-- start Information shown --

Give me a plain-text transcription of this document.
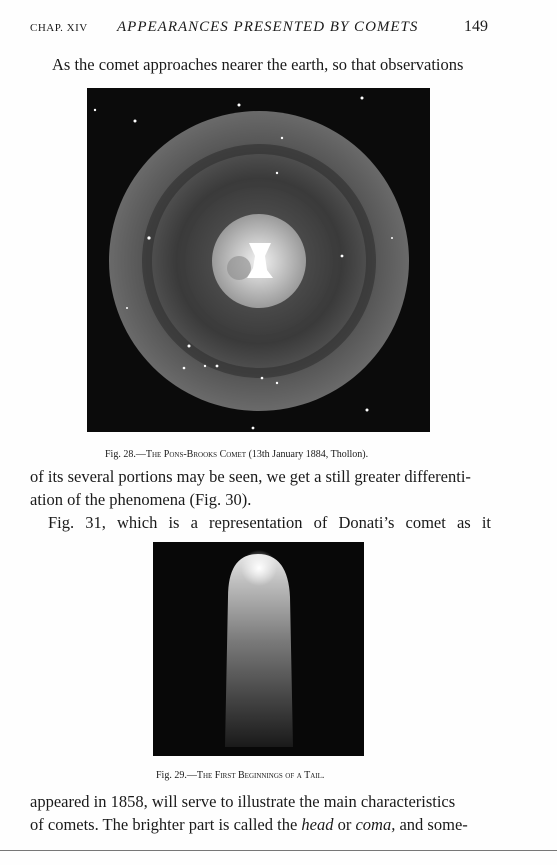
CHAP. XIV APPEARANCES PRESENTED BY COMETS	149
As the comet approaches nearer the earth, so that observations
Fig. 28.—The Pons-Brooks Comet (13th January 1884, Thollon).
of its several portions may be seen, we get a still greater differenti-
ation of the phenomena (Fig. 30).
Fig. 31, which is a representation of Donati’s comet as it
Fig. 29.—The First Beginnings of a Tail.
appeared in 1858, will serve to illustrate the main characteristics
of comets. The brighter part is called the head or coma, and some-
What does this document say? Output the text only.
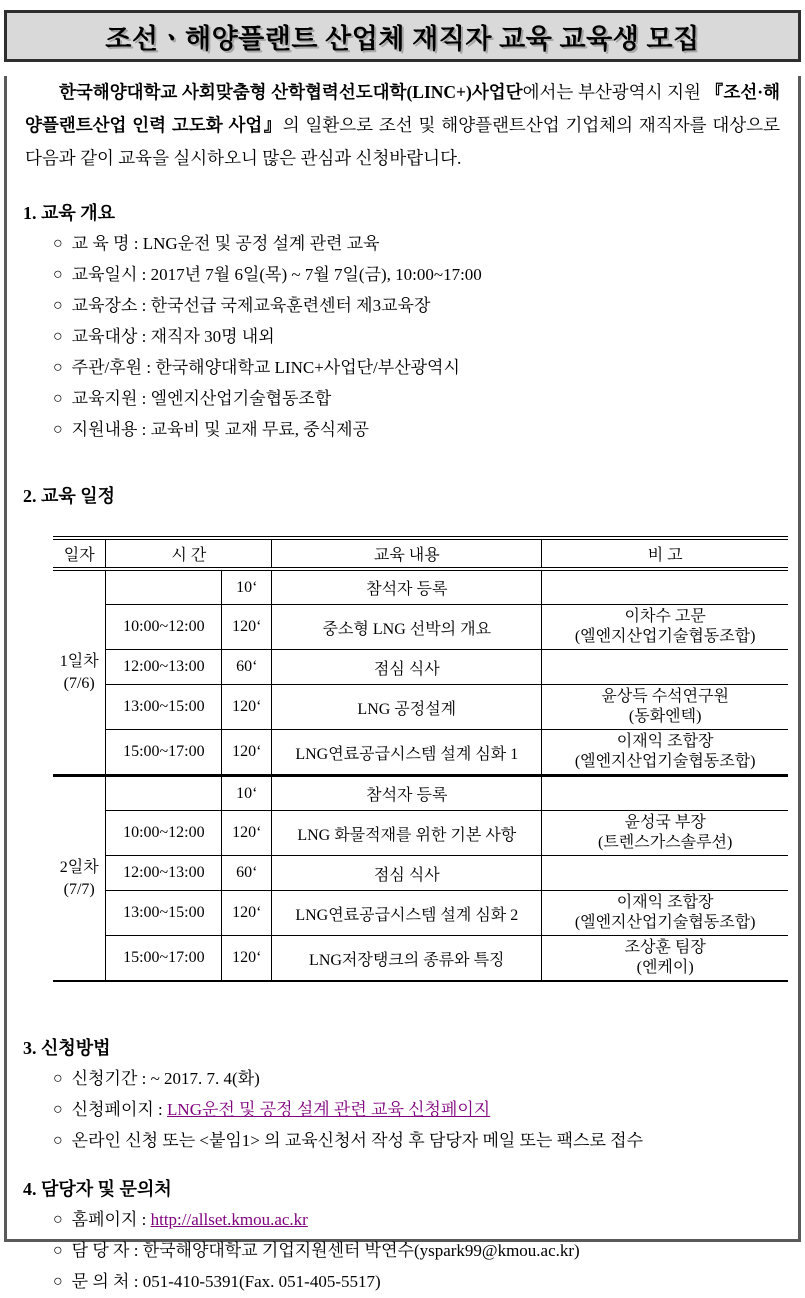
조선ㆍ해양플랜트 산업체 재직자 교육 교육생 모집

한국해양대학교 사회맞춤형 산학협력선도대학(LINC+)사업단에서는 부산광역시 지원 『조선·해양플랜트산업 인력 고도화 사업』의 일환으로 조선 및 해양플랜트산업 기업체의 재직자를 대상으로 다음과 같이 교육을 실시하오니 많은 관심과 신청바랍니다.

1. 교육 개요
○ 교 육 명 : LNG운전 및 공정 설계 관련 교육
○ 교육일시 : 2017년 7월 6일(목) ~ 7월 7일(금), 10:00~17:00
○ 교육장소 : 한국선급 국제교육훈련센터 제3교육장
○ 교육대상 : 재직자 30명 내외
○ 주관/후원 : 한국해양대학교 LINC+사업단/부산광역시
○ 교육지원 : 엘엔지산업기술협동조합
○ 지원내용 : 교육비 및 교재 무료, 중식제공
2. 교육 일정
일자	시 간		교육 내용	비 고

1일차
(7/6)		10‘	참석자 등록	

	10:00~12:00	120‘	중소형 LNG 선박의 개요	이차수 고문
(엘엔지산업기술협동조합)

	12:00~13:00	60‘	점심 식사	

	13:00~15:00	120‘	LNG 공정설계	윤상득 수석연구원
(동화엔텍)

	15:00~17:00	120‘	LNG연료공급시스템 설계 심화 1	이재익 조합장
(엘엔지산업기술협동조합)

2일차
(7/7)		10‘	참석자 등록	

	10:00~12:00	120‘	LNG 화물적재를 위한 기본 사항	윤성국 부장
(트렌스가스솔루션)

	12:00~13:00	60‘	점심 식사	

	13:00~15:00	120‘	LNG연료공급시스템 설계 심화 2	이재익 조합장
(엘엔지산업기술협동조합)

	15:00~17:00	120‘	LNG저장탱크의 종류와 특징	조상훈 팀장
(엔케이)
3. 신청방법
○ 신청기간 : ~ 2017. 7. 4(화)
○ 신청페이지 : LNG운전 및 공정 설계 관련 교육 신청페이지
○ 온라인 신청 또는 <붙임1> 의 교육신청서 작성 후 담당자 메일 또는 팩스로 접수
4. 담당자 및 문의처
○ 홈페이지 : http://allset.kmou.ac.kr
○ 담 당 자 : 한국해양대학교 기업지원센터 박연수(yspark99@kmou.ac.kr)
○ 문 의 처 : 051-410-5391(Fax. 051-405-5517)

-- end Information shown --

Give every record back exactly as it reads, with no images.

__Task output__.
Give me a plain-text transcription of this document.
CHAP. XIV APPEARANCES PRESENTED BY COMETS	149
As the comet approaches nearer the earth, so that observations
Fig. 28.—The Pons-Brooks Comet (13th January 1884, Thollon).
of its several portions may be seen, we get a still greater differenti-
ation of the phenomena (Fig. 30).
Fig. 31, which is a representation of Donati’s comet as it
Fig. 29.—The First Beginnings of a Tail.
appeared in 1858, will serve to illustrate the main characteristics
of comets. The brighter part is called the head or coma, and some-
What does this document say? Output the text only.
조선ㆍ해양플랜트 산업체 재직자 교육 교육생 모집

한국해양대학교 사회맞춤형 산학협력선도대학(LINC+)사업단에서는 부산광역시 지원 『조선·해양플랜트산업 인력 고도화 사업』의 일환으로 조선 및 해양플랜트산업 기업체의 재직자를 대상으로 다음과 같이 교육을 실시하오니 많은 관심과 신청바랍니다.

1. 교육 개요
○ 교 육 명 : LNG운전 및 공정 설계 관련 교육
○ 교육일시 : 2017년 7월 6일(목) ~ 7월 7일(금), 10:00~17:00
○ 교육장소 : 한국선급 국제교육훈련센터 제3교육장
○ 교육대상 : 재직자 30명 내외
○ 주관/후원 : 한국해양대학교 LINC+사업단/부산광역시
○ 교육지원 : 엘엔지산업기술협동조합
○ 지원내용 : 교육비 및 교재 무료, 중식제공
2. 교육 일정
일자	시 간		교육 내용	비 고

1일차
(7/6)		10‘	참석자 등록	

	10:00~12:00	120‘	중소형 LNG 선박의 개요	이차수 고문
(엘엔지산업기술협동조합)

	12:00~13:00	60‘	점심 식사	

	13:00~15:00	120‘	LNG 공정설계	윤상득 수석연구원
(동화엔텍)

	15:00~17:00	120‘	LNG연료공급시스템 설계 심화 1	이재익 조합장
(엘엔지산업기술협동조합)

2일차
(7/7)		10‘	참석자 등록	

	10:00~12:00	120‘	LNG 화물적재를 위한 기본 사항	윤성국 부장
(트렌스가스솔루션)

	12:00~13:00	60‘	점심 식사	

	13:00~15:00	120‘	LNG연료공급시스템 설계 심화 2	이재익 조합장
(엘엔지산업기술협동조합)

	15:00~17:00	120‘	LNG저장탱크의 종류와 특징	조상훈 팀장
(엔케이)
3. 신청방법
○ 신청기간 : ~ 2017. 7. 4(화)
○ 신청페이지 : LNG운전 및 공정 설계 관련 교육 신청페이지
○ 온라인 신청 또는 <붙임1> 의 교육신청서 작성 후 담당자 메일 또는 팩스로 접수
4. 담당자 및 문의처
○ 홈페이지 : http://allset.kmou.ac.kr
○ 담 당 자 : 한국해양대학교 기업지원센터 박연수(yspark99@kmou.ac.kr)
○ 문 의 처 : 051-410-5391(Fax. 051-405-5517)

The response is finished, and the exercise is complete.